╭──

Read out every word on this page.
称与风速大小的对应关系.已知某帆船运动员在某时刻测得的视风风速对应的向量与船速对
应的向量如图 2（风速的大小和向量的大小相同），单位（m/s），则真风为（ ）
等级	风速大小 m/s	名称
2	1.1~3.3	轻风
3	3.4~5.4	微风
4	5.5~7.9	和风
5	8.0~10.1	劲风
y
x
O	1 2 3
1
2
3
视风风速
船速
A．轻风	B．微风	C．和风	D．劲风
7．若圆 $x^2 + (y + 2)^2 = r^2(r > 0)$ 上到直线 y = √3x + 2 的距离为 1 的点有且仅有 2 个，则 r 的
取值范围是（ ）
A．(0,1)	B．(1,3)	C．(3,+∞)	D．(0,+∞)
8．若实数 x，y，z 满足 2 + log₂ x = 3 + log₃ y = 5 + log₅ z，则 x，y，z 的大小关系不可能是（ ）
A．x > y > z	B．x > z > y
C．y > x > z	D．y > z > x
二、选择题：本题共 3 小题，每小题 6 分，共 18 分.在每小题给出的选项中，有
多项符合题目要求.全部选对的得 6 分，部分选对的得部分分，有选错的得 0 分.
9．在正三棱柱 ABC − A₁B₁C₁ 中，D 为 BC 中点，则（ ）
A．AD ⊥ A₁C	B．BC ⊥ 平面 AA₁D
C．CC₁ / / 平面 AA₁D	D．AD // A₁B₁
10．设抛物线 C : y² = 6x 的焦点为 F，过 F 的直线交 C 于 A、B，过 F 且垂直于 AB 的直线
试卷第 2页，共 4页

╰──

Prompt →
Go through the listing and copy all of it exactly.

Solution →
Read out every word on this page.
称与风速大小的对应关系.已知某帆船运动员在某时刻测得的视风风速对应的向量与船速对
应的向量如图 2（风速的大小和向量的大小相同），单位（m/s），则真风为（ ）
等级	风速大小 m/s	名称
2	1.1~3.3	轻风
3	3.4~5.4	微风
4	5.5~7.9	和风
5	8.0~10.1	劲风
y
x
O	1 2 3
1
2
3
视风风速
船速
A．轻风	B．微风	C．和风	D．劲风
7．若圆 $x^2 + (y + 2)^2 = r^2(r > 0)$ 上到直线 y = √3x + 2 的距离为 1 的点有且仅有 2 个，则 r 的
取值范围是（ ）
A．(0,1)	B．(1,3)	C．(3,+∞)	D．(0,+∞)
8．若实数 x，y，z 满足 2 + log₂ x = 3 + log₃ y = 5 + log₅ z，则 x，y，z 的大小关系不可能是（ ）
A．x > y > z	B．x > z > y
C．y > x > z	D．y > z > x
二、选择题：本题共 3 小题，每小题 6 分，共 18 分.在每小题给出的选项中，有
多项符合题目要求.全部选对的得 6 分，部分选对的得部分分，有选错的得 0 分.
9．在正三棱柱 ABC − A₁B₁C₁ 中，D 为 BC 中点，则（ ）
A．AD ⊥ A₁C	B．BC ⊥ 平面 AA₁D
C．CC₁ / / 平面 AA₁D	D．AD // A₁B₁
10．设抛物线 C : y² = 6x 的焦点为 F，过 F 的直线交 C 于 A、B，过 F 且垂直于 AB 的直线
试卷第 2页，共 4页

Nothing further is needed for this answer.